(begin)

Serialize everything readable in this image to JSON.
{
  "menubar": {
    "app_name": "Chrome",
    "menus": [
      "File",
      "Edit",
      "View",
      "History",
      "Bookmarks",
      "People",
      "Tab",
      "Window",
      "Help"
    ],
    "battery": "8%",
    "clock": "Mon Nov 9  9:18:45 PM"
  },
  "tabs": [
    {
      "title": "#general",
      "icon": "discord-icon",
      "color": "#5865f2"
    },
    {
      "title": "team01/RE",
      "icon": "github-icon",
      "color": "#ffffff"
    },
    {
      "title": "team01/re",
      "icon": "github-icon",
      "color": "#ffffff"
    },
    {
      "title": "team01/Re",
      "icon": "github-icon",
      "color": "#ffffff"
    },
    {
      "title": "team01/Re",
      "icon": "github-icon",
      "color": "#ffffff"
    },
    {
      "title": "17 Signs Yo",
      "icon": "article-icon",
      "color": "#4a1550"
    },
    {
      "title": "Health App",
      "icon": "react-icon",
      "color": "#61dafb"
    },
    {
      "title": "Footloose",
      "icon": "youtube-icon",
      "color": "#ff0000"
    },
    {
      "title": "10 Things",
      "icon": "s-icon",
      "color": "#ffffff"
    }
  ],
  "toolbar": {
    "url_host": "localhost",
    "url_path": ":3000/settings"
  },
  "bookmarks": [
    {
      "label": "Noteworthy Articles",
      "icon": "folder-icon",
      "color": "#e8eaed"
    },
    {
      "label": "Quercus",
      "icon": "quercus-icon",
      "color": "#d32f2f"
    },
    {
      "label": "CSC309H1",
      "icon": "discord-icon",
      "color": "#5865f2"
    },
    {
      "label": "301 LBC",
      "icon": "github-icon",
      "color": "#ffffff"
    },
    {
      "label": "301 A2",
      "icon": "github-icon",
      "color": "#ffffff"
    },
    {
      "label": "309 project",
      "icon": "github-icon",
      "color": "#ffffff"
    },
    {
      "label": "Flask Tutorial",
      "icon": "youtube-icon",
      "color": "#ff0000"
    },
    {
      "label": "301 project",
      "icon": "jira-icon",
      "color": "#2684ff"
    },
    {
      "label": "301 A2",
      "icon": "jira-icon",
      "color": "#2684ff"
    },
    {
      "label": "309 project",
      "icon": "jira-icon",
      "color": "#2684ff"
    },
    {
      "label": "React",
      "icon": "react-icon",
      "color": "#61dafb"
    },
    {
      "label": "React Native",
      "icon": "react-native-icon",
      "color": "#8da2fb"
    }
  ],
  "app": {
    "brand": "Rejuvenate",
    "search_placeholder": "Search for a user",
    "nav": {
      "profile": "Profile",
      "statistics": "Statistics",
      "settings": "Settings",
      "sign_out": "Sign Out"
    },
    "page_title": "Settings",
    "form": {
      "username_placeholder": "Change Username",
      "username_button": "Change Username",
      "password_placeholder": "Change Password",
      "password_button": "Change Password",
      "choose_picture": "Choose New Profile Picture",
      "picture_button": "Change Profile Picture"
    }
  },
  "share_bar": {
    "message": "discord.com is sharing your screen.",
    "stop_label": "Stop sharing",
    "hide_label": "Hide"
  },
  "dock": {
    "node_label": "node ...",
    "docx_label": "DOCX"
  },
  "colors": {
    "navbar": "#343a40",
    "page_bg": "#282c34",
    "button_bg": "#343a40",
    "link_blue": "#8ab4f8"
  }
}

(end)

Output the entries exactly.

- [Correct answer]
Serialize everything readable in this image to JSON.
{
  "menubar": {
    "app_name": "Chrome",
    "menus": [
      "File",
      "Edit",
      "View",
      "History",
      "Bookmarks",
      "People",
      "Tab",
      "Window",
      "Help"
    ],
    "battery": "8%",
    "clock": "Mon Nov 9  9:18:45 PM"
  },
  "tabs": [
    {
      "title": "#general",
      "icon": "discord-icon",
      "color": "#5865f2"
    },
    {
      "title": "team01/RE",
      "icon": "github-icon",
      "color": "#ffffff"
    },
    {
      "title": "team01/re",
      "icon": "github-icon",
      "color": "#ffffff"
    },
    {
      "title": "team01/Re",
      "icon": "github-icon",
      "color": "#ffffff"
    },
    {
      "title": "team01/Re",
      "icon": "github-icon",
      "color": "#ffffff"
    },
    {
      "title": "17 Signs Yo",
      "icon": "article-icon",
      "color": "#4a1550"
    },
    {
      "title": "Health App",
      "icon": "react-icon",
      "color": "#61dafb"
    },
    {
      "title": "Footloose",
      "icon": "youtube-icon",
      "color": "#ff0000"
    },
    {
      "title": "10 Things",
      "icon": "s-icon",
      "color": "#ffffff"
    }
  ],
  "toolbar": {
    "url_host": "localhost",
    "url_path": ":3000/settings"
  },
  "bookmarks": [
    {
      "label": "Noteworthy Articles",
      "icon": "folder-icon",
      "color": "#e8eaed"
    },
    {
      "label": "Quercus",
      "icon": "quercus-icon",
      "color": "#d32f2f"
    },
    {
      "label": "CSC309H1",
      "icon": "discord-icon",
      "color": "#5865f2"
    },
    {
      "label": "301 LBC",
      "icon": "github-icon",
      "color": "#ffffff"
    },
    {
      "label": "301 A2",
      "icon": "github-icon",
      "color": "#ffffff"
    },
    {
      "label": "309 project",
      "icon": "github-icon",
      "color": "#ffffff"
    },
    {
      "label": "Flask Tutorial",
      "icon": "youtube-icon",
      "color": "#ff0000"
    },
    {
      "label": "301 project",
      "icon": "jira-icon",
      "color": "#2684ff"
    },
    {
      "label": "301 A2",
      "icon": "jira-icon",
      "color": "#2684ff"
    },
    {
      "label": "309 project",
      "icon": "jira-icon",
      "color": "#2684ff"
    },
    {
      "label": "React",
      "icon": "react-icon",
      "color": "#61dafb"
    },
    {
      "label": "React Native",
      "icon": "react-native-icon",
      "color": "#8da2fb"
    }
  ],
  "app": {
    "brand": "Rejuvenate",
    "search_placeholder": "Search for a user",
    "nav": {
      "profile": "Profile",
      "statistics": "Statistics",
      "settings": "Settings",
      "sign_out": "Sign Out"
    },
    "page_title": "Settings",
    "form": {
      "username_placeholder": "Change Username",
      "username_button": "Change Username",
      "password_placeholder": "Change Password",
      "password_button": "Change Password",
      "choose_picture": "Choose New Profile Picture",
      "picture_button": "Change Profile Picture"
    }
  },
  "share_bar": {
    "message": "discord.com is sharing your screen.",
    "stop_label": "Stop sharing",
    "hide_label": "Hide"
  },
  "dock": {
    "node_label": "node ...",
    "docx_label": "DOCX"
  },
  "colors": {
    "navbar": "#343a40",
    "page_bg": "#282c34",
    "button_bg": "#343a40",
    "link_blue": "#8ab4f8"
  }
}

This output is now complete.